# Problem requirements
Your copy of the material must match it exactly, except that pictures are dropped.

Data extract start

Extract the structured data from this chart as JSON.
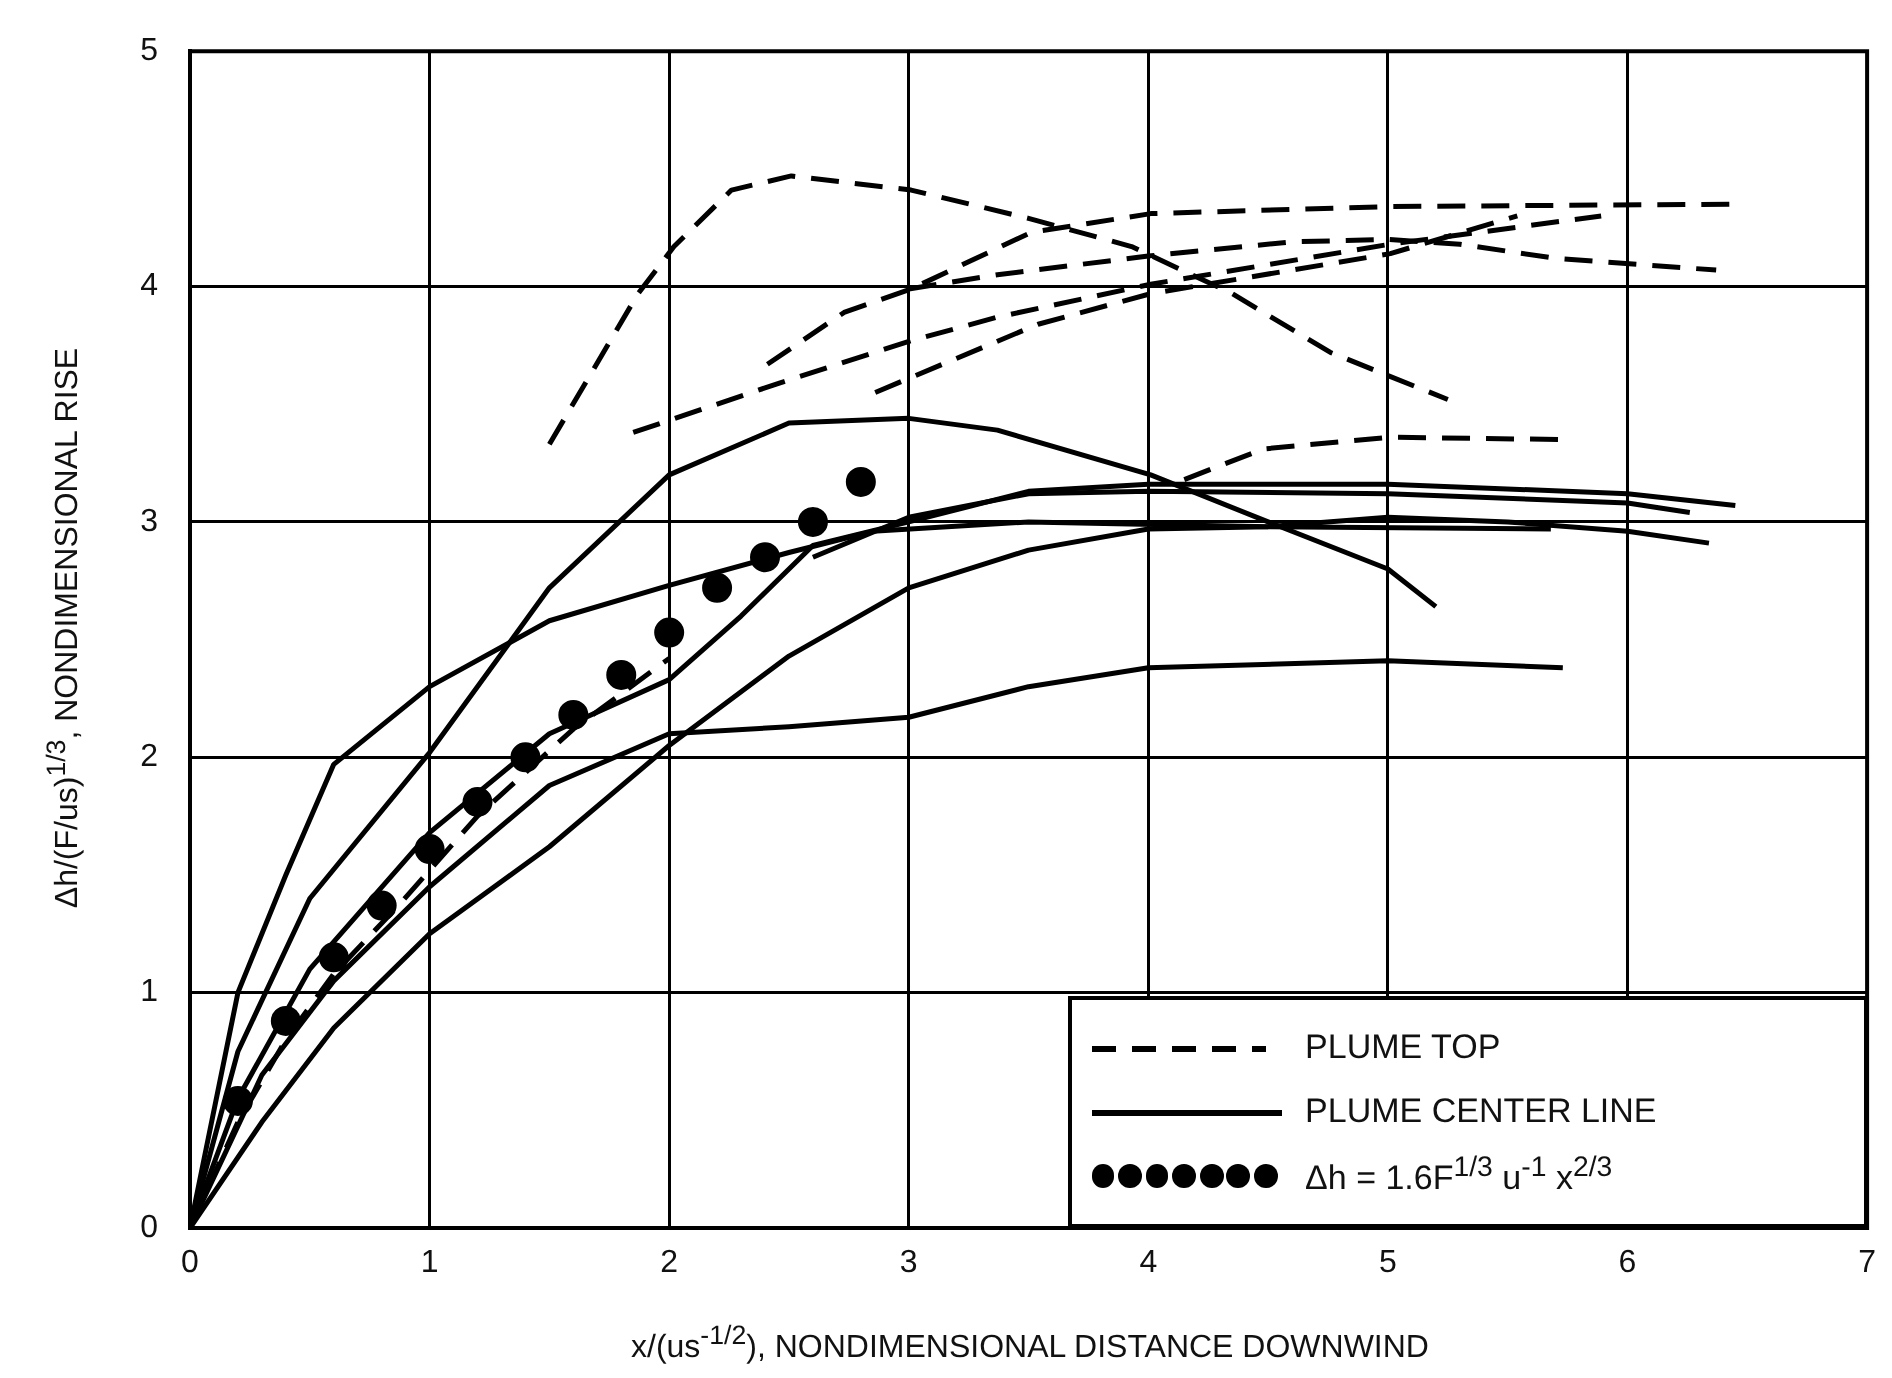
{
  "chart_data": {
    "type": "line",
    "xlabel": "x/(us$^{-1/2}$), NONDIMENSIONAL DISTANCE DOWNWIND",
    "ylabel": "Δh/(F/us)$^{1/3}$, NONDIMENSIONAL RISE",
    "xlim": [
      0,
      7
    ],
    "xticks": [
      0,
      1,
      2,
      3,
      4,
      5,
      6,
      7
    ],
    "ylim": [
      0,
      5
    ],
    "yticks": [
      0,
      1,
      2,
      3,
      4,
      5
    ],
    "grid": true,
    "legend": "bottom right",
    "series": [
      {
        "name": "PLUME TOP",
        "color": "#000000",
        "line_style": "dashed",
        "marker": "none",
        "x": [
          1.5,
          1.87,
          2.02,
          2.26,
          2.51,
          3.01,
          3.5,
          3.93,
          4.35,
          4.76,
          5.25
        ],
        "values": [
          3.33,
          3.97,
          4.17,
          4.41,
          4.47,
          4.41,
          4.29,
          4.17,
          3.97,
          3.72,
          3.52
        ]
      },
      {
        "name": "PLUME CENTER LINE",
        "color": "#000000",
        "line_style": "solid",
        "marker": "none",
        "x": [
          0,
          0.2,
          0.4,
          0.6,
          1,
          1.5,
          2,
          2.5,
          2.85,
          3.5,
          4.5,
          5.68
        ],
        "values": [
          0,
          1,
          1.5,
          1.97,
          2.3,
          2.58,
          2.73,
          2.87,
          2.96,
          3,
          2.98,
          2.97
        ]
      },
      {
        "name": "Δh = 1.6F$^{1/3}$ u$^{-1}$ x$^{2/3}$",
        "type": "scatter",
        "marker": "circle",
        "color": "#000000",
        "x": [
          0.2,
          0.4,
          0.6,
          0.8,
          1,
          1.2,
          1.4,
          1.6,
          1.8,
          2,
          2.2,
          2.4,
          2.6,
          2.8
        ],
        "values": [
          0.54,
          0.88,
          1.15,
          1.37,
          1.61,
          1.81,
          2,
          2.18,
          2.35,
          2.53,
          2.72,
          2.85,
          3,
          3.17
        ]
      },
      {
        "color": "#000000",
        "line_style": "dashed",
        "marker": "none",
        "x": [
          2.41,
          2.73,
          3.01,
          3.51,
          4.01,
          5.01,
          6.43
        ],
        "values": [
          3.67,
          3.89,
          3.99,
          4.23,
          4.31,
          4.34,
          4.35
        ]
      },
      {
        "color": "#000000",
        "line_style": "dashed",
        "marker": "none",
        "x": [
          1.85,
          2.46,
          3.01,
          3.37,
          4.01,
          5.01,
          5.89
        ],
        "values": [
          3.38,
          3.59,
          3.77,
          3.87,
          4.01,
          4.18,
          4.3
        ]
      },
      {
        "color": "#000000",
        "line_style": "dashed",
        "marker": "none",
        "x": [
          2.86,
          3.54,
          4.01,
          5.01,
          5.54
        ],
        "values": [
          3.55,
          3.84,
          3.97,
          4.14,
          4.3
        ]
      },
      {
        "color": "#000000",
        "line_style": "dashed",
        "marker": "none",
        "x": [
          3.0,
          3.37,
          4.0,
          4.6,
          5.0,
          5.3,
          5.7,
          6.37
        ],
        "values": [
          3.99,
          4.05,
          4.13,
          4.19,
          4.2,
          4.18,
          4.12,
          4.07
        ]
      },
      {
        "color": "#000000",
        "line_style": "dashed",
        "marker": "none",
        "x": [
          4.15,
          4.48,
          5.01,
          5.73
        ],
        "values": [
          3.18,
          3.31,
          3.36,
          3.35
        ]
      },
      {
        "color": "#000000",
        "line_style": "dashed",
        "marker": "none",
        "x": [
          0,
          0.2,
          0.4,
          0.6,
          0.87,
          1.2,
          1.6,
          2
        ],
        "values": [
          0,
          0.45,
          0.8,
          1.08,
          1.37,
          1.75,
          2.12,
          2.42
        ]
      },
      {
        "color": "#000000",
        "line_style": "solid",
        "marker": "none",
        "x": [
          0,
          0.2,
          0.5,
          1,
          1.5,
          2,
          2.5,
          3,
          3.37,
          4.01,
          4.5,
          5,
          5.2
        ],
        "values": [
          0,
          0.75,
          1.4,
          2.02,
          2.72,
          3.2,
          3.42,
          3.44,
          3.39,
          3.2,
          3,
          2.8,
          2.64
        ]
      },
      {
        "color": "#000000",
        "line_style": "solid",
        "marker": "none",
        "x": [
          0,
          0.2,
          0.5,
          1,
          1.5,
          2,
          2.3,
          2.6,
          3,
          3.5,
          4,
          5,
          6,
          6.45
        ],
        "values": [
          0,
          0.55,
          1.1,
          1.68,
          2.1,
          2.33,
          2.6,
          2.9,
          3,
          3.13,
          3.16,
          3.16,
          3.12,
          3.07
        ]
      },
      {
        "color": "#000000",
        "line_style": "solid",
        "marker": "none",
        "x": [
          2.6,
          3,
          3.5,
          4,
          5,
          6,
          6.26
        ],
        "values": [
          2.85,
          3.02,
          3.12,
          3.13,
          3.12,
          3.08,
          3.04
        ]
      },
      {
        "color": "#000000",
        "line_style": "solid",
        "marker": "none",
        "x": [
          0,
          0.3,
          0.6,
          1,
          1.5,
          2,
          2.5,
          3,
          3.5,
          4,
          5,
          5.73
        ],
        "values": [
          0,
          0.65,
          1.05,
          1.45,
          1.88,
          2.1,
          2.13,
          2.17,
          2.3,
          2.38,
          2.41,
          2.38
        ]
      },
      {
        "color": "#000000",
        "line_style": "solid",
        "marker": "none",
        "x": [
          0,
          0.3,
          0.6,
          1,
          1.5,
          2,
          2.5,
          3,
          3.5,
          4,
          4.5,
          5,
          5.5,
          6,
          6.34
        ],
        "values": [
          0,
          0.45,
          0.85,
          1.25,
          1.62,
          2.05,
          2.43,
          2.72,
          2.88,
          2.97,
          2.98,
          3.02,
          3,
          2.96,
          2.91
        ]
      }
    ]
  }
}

Data extract end

# Response below
Extract the structured data from this chart as JSON.
{
  "chart_data": {
    "type": "line",
    "xlabel": "x/(us$^{-1/2}$), NONDIMENSIONAL DISTANCE DOWNWIND",
    "ylabel": "Δh/(F/us)$^{1/3}$, NONDIMENSIONAL RISE",
    "xlim": [
      0,
      7
    ],
    "xticks": [
      0,
      1,
      2,
      3,
      4,
      5,
      6,
      7
    ],
    "ylim": [
      0,
      5
    ],
    "yticks": [
      0,
      1,
      2,
      3,
      4,
      5
    ],
    "grid": true,
    "legend": "bottom right",
    "series": [
      {
        "name": "PLUME TOP",
        "color": "#000000",
        "line_style": "dashed",
        "marker": "none",
        "x": [
          1.5,
          1.87,
          2.02,
          2.26,
          2.51,
          3.01,
          3.5,
          3.93,
          4.35,
          4.76,
          5.25
        ],
        "values": [
          3.33,
          3.97,
          4.17,
          4.41,
          4.47,
          4.41,
          4.29,
          4.17,
          3.97,
          3.72,
          3.52
        ]
      },
      {
        "name": "PLUME CENTER LINE",
        "color": "#000000",
        "line_style": "solid",
        "marker": "none",
        "x": [
          0,
          0.2,
          0.4,
          0.6,
          1,
          1.5,
          2,
          2.5,
          2.85,
          3.5,
          4.5,
          5.68
        ],
        "values": [
          0,
          1,
          1.5,
          1.97,
          2.3,
          2.58,
          2.73,
          2.87,
          2.96,
          3,
          2.98,
          2.97
        ]
      },
      {
        "name": "Δh = 1.6F$^{1/3}$ u$^{-1}$ x$^{2/3}$",
        "type": "scatter",
        "marker": "circle",
        "color": "#000000",
        "x": [
          0.2,
          0.4,
          0.6,
          0.8,
          1,
          1.2,
          1.4,
          1.6,
          1.8,
          2,
          2.2,
          2.4,
          2.6,
          2.8
        ],
        "values": [
          0.54,
          0.88,
          1.15,
          1.37,
          1.61,
          1.81,
          2,
          2.18,
          2.35,
          2.53,
          2.72,
          2.85,
          3,
          3.17
        ]
      },
      {
        "color": "#000000",
        "line_style": "dashed",
        "marker": "none",
        "x": [
          2.41,
          2.73,
          3.01,
          3.51,
          4.01,
          5.01,
          6.43
        ],
        "values": [
          3.67,
          3.89,
          3.99,
          4.23,
          4.31,
          4.34,
          4.35
        ]
      },
      {
        "color": "#000000",
        "line_style": "dashed",
        "marker": "none",
        "x": [
          1.85,
          2.46,
          3.01,
          3.37,
          4.01,
          5.01,
          5.89
        ],
        "values": [
          3.38,
          3.59,
          3.77,
          3.87,
          4.01,
          4.18,
          4.3
        ]
      },
      {
        "color": "#000000",
        "line_style": "dashed",
        "marker": "none",
        "x": [
          2.86,
          3.54,
          4.01,
          5.01,
          5.54
        ],
        "values": [
          3.55,
          3.84,
          3.97,
          4.14,
          4.3
        ]
      },
      {
        "color": "#000000",
        "line_style": "dashed",
        "marker": "none",
        "x": [
          3.0,
          3.37,
          4.0,
          4.6,
          5.0,
          5.3,
          5.7,
          6.37
        ],
        "values": [
          3.99,
          4.05,
          4.13,
          4.19,
          4.2,
          4.18,
          4.12,
          4.07
        ]
      },
      {
        "color": "#000000",
        "line_style": "dashed",
        "marker": "none",
        "x": [
          4.15,
          4.48,
          5.01,
          5.73
        ],
        "values": [
          3.18,
          3.31,
          3.36,
          3.35
        ]
      },
      {
        "color": "#000000",
        "line_style": "dashed",
        "marker": "none",
        "x": [
          0,
          0.2,
          0.4,
          0.6,
          0.87,
          1.2,
          1.6,
          2
        ],
        "values": [
          0,
          0.45,
          0.8,
          1.08,
          1.37,
          1.75,
          2.12,
          2.42
        ]
      },
      {
        "color": "#000000",
        "line_style": "solid",
        "marker": "none",
        "x": [
          0,
          0.2,
          0.5,
          1,
          1.5,
          2,
          2.5,
          3,
          3.37,
          4.01,
          4.5,
          5,
          5.2
        ],
        "values": [
          0,
          0.75,
          1.4,
          2.02,
          2.72,
          3.2,
          3.42,
          3.44,
          3.39,
          3.2,
          3,
          2.8,
          2.64
        ]
      },
      {
        "color": "#000000",
        "line_style": "solid",
        "marker": "none",
        "x": [
          0,
          0.2,
          0.5,
          1,
          1.5,
          2,
          2.3,
          2.6,
          3,
          3.5,
          4,
          5,
          6,
          6.45
        ],
        "values": [
          0,
          0.55,
          1.1,
          1.68,
          2.1,
          2.33,
          2.6,
          2.9,
          3,
          3.13,
          3.16,
          3.16,
          3.12,
          3.07
        ]
      },
      {
        "color": "#000000",
        "line_style": "solid",
        "marker": "none",
        "x": [
          2.6,
          3,
          3.5,
          4,
          5,
          6,
          6.26
        ],
        "values": [
          2.85,
          3.02,
          3.12,
          3.13,
          3.12,
          3.08,
          3.04
        ]
      },
      {
        "color": "#000000",
        "line_style": "solid",
        "marker": "none",
        "x": [
          0,
          0.3,
          0.6,
          1,
          1.5,
          2,
          2.5,
          3,
          3.5,
          4,
          5,
          5.73
        ],
        "values": [
          0,
          0.65,
          1.05,
          1.45,
          1.88,
          2.1,
          2.13,
          2.17,
          2.3,
          2.38,
          2.41,
          2.38
        ]
      },
      {
        "color": "#000000",
        "line_style": "solid",
        "marker": "none",
        "x": [
          0,
          0.3,
          0.6,
          1,
          1.5,
          2,
          2.5,
          3,
          3.5,
          4,
          4.5,
          5,
          5.5,
          6,
          6.34
        ],
        "values": [
          0,
          0.45,
          0.85,
          1.25,
          1.62,
          2.05,
          2.43,
          2.72,
          2.88,
          2.97,
          2.98,
          3.02,
          3,
          2.96,
          2.91
        ]
      }
    ]
  }
}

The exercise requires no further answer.